Only a number is wanted here: the number of lines of the data that include "name".

_Information supplied_
▬▬▬

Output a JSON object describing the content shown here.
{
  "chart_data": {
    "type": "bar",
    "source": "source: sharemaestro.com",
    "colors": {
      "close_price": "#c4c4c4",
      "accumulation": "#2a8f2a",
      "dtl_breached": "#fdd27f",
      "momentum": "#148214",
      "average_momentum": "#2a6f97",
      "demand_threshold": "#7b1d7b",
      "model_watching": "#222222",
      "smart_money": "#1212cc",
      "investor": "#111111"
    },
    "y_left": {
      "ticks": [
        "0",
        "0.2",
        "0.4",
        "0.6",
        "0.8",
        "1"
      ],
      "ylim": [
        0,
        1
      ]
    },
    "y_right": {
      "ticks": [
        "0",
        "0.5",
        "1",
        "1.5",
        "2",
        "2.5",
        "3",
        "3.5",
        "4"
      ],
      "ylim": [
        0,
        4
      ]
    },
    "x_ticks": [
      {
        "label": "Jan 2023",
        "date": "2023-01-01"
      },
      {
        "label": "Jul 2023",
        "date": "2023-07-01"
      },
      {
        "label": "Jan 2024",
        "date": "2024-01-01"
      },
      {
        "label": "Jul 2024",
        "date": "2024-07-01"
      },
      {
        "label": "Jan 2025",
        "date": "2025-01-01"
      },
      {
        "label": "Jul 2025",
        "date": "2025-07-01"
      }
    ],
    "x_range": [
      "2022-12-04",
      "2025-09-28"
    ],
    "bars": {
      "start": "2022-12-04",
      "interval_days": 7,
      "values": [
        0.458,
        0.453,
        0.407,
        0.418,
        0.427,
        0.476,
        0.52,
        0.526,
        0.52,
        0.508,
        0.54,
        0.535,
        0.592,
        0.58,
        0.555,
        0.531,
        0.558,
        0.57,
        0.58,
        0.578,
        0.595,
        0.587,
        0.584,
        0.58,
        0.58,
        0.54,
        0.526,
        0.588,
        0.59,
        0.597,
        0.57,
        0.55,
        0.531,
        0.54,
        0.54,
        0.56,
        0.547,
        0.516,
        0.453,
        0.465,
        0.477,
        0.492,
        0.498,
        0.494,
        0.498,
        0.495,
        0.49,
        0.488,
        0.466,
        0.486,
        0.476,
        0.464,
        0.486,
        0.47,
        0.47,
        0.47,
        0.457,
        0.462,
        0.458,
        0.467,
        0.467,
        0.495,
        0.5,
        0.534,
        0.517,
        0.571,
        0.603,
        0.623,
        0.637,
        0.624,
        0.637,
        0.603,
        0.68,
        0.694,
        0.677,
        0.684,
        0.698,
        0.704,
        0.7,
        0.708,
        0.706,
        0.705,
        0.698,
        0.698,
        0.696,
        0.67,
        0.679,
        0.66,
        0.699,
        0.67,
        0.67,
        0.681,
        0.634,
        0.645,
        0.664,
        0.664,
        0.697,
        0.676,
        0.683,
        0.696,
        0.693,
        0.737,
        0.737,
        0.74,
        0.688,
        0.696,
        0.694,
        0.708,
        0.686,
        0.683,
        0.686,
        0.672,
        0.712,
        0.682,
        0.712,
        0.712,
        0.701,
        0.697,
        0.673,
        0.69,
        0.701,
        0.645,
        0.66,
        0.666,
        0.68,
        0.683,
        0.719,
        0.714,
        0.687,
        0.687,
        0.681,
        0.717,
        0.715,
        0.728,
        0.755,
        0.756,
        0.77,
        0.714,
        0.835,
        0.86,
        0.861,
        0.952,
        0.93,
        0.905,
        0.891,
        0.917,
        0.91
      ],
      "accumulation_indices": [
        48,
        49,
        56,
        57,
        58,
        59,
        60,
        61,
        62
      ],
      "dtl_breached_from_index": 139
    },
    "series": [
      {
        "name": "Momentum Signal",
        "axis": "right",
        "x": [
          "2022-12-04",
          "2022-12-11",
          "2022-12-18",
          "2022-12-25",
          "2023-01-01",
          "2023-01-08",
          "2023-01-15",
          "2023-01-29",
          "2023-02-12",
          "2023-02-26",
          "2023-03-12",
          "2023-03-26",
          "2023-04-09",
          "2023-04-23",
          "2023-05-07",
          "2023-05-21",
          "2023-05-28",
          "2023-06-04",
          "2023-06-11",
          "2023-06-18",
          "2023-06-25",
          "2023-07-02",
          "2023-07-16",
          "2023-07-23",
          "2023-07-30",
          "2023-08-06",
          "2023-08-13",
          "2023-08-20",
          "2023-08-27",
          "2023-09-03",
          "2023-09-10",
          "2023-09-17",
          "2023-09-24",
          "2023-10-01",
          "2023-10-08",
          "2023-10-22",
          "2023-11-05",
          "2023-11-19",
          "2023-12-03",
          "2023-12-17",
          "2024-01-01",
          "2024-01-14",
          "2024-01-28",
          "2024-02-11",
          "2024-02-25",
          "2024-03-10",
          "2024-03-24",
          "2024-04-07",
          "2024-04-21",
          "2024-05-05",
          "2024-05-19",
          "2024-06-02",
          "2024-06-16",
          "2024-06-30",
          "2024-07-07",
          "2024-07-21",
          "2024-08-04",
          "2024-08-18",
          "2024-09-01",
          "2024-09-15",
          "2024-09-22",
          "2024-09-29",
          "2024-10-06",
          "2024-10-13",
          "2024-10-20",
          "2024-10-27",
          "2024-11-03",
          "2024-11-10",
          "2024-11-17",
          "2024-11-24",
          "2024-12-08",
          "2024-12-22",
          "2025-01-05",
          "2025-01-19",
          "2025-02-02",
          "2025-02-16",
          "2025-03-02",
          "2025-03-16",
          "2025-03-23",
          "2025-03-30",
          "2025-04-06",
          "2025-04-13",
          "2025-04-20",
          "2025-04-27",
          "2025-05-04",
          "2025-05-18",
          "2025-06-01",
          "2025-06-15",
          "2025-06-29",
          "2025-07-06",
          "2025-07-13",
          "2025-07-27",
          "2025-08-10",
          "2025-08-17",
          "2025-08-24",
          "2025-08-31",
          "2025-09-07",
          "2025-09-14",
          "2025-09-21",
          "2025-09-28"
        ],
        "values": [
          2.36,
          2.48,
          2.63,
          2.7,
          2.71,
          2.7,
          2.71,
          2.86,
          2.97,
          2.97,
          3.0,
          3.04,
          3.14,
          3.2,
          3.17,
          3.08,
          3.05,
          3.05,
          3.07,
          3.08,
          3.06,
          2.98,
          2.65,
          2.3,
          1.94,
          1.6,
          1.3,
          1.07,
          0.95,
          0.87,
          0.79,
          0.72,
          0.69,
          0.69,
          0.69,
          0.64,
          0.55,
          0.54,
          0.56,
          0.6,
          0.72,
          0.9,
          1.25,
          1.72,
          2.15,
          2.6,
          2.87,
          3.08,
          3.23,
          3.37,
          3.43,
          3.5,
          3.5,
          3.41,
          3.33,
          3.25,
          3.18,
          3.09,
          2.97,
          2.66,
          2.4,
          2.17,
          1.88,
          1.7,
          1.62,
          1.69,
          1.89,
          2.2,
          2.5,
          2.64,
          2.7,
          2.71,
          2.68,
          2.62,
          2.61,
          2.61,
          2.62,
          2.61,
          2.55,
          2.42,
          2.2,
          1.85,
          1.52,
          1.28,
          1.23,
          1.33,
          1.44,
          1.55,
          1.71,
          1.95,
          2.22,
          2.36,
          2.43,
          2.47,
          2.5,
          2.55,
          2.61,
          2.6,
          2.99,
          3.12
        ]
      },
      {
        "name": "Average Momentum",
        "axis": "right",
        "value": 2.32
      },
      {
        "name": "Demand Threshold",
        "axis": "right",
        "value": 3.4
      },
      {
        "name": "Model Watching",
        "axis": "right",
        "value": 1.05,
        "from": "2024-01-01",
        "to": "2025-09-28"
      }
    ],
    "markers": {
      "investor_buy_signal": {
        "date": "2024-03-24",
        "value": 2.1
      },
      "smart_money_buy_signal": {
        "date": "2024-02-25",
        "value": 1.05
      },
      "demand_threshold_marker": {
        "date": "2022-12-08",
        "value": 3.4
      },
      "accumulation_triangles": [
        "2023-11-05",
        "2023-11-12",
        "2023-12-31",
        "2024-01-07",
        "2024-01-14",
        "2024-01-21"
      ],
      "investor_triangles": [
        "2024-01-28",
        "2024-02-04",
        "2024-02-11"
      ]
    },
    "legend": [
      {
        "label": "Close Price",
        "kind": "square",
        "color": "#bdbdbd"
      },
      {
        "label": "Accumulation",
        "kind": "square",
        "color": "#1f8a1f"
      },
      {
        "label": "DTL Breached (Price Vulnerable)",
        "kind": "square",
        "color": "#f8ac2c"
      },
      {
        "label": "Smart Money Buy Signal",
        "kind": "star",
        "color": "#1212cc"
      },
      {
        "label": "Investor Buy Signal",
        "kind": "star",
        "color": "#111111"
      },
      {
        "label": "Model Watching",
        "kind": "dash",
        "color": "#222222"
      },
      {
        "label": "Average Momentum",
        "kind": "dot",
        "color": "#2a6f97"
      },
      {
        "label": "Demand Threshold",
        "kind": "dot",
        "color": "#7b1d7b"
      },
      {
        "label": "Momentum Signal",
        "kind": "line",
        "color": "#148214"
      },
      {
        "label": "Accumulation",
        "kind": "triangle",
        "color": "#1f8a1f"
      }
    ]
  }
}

▬▬▬

_Exercise response_
4